§ INSTRUCTION
Reproduce every record below exactly as it appears.

§ DATA LINES
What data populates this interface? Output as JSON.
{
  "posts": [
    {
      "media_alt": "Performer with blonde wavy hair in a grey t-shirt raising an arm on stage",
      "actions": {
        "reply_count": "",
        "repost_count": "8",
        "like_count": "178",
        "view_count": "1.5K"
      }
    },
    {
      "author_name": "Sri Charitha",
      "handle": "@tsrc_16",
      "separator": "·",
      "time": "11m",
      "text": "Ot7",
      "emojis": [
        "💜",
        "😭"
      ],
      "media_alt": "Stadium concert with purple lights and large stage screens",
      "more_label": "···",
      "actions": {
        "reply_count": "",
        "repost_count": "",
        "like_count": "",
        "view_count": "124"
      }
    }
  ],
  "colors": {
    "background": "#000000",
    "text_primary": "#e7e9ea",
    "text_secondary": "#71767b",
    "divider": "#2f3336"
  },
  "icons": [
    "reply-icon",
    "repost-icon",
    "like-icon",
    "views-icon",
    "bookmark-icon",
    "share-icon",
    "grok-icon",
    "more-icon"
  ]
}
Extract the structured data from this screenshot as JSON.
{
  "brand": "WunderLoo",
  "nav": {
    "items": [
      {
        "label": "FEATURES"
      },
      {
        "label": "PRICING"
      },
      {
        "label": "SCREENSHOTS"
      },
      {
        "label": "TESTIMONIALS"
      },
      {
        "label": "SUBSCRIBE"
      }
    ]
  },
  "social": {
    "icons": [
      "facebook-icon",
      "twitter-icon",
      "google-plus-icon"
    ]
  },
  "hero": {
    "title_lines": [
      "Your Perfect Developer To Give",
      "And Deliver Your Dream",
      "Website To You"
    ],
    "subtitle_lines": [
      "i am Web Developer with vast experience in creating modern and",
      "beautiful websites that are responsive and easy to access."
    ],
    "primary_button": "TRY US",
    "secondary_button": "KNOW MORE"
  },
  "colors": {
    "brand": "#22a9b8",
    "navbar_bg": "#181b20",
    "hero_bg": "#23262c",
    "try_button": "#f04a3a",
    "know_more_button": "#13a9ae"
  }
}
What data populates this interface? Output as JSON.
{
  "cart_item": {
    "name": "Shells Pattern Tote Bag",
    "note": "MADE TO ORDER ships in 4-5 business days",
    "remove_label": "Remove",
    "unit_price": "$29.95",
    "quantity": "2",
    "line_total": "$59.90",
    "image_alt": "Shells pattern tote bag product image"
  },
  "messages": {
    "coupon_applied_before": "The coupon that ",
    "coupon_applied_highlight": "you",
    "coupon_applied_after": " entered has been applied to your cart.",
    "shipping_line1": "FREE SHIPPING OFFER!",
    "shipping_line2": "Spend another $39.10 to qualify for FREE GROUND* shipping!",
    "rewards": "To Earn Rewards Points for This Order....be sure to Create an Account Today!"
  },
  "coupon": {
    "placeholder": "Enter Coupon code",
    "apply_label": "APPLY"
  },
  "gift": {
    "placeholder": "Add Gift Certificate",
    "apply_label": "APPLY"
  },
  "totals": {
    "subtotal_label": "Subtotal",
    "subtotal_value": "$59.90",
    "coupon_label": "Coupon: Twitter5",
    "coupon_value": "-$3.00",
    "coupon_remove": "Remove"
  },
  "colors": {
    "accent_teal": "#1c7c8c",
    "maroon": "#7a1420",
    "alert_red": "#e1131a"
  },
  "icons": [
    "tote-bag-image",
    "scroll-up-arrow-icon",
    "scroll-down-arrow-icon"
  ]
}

§ WORKED SOLUTION
What data populates this interface? Output as JSON.
{
  "posts": [
    {
      "media_alt": "Performer with blonde wavy hair in a grey t-shirt raising an arm on stage",
      "actions": {
        "reply_count": "",
        "repost_count": "8",
        "like_count": "178",
        "view_count": "1.5K"
      }
    },
    {
      "author_name": "Sri Charitha",
      "handle": "@tsrc_16",
      "separator": "·",
      "time": "11m",
      "text": "Ot7",
      "emojis": [
        "💜",
        "😭"
      ],
      "media_alt": "Stadium concert with purple lights and large stage screens",
      "more_label": "···",
      "actions": {
        "reply_count": "",
        "repost_count": "",
        "like_count": "",
        "view_count": "124"
      }
    }
  ],
  "colors": {
    "background": "#000000",
    "text_primary": "#e7e9ea",
    "text_secondary": "#71767b",
    "divider": "#2f3336"
  },
  "icons": [
    "reply-icon",
    "repost-icon",
    "like-icon",
    "views-icon",
    "bookmark-icon",
    "share-icon",
    "grok-icon",
    "more-icon"
  ]
}
Extract the structured data from this screenshot as JSON.
{
  "brand": "WunderLoo",
  "nav": {
    "items": [
      {
        "label": "FEATURES"
      },
      {
        "label": "PRICING"
      },
      {
        "label": "SCREENSHOTS"
      },
      {
        "label": "TESTIMONIALS"
      },
      {
        "label": "SUBSCRIBE"
      }
    ]
  },
  "social": {
    "icons": [
      "facebook-icon",
      "twitter-icon",
      "google-plus-icon"
    ]
  },
  "hero": {
    "title_lines": [
      "Your Perfect Developer To Give",
      "And Deliver Your Dream",
      "Website To You"
    ],
    "subtitle_lines": [
      "i am Web Developer with vast experience in creating modern and",
      "beautiful websites that are responsive and easy to access."
    ],
    "primary_button": "TRY US",
    "secondary_button": "KNOW MORE"
  },
  "colors": {
    "brand": "#22a9b8",
    "navbar_bg": "#181b20",
    "hero_bg": "#23262c",
    "try_button": "#f04a3a",
    "know_more_button": "#13a9ae"
  }
}
What data populates this interface? Output as JSON.
{
  "cart_item": {
    "name": "Shells Pattern Tote Bag",
    "note": "MADE TO ORDER ships in 4-5 business days",
    "remove_label": "Remove",
    "unit_price": "$29.95",
    "quantity": "2",
    "line_total": "$59.90",
    "image_alt": "Shells pattern tote bag product image"
  },
  "messages": {
    "coupon_applied_before": "The coupon that ",
    "coupon_applied_highlight": "you",
    "coupon_applied_after": " entered has been applied to your cart.",
    "shipping_line1": "FREE SHIPPING OFFER!",
    "shipping_line2": "Spend another $39.10 to qualify for FREE GROUND* shipping!",
    "rewards": "To Earn Rewards Points for This Order....be sure to Create an Account Today!"
  },
  "coupon": {
    "placeholder": "Enter Coupon code",
    "apply_label": "APPLY"
  },
  "gift": {
    "placeholder": "Add Gift Certificate",
    "apply_label": "APPLY"
  },
  "totals": {
    "subtotal_label": "Subtotal",
    "subtotal_value": "$59.90",
    "coupon_label": "Coupon: Twitter5",
    "coupon_value": "-$3.00",
    "coupon_remove": "Remove"
  },
  "colors": {
    "accent_teal": "#1c7c8c",
    "maroon": "#7a1420",
    "alert_red": "#e1131a"
  },
  "icons": [
    "tote-bag-image",
    "scroll-up-arrow-icon",
    "scroll-down-arrow-icon"
  ]
}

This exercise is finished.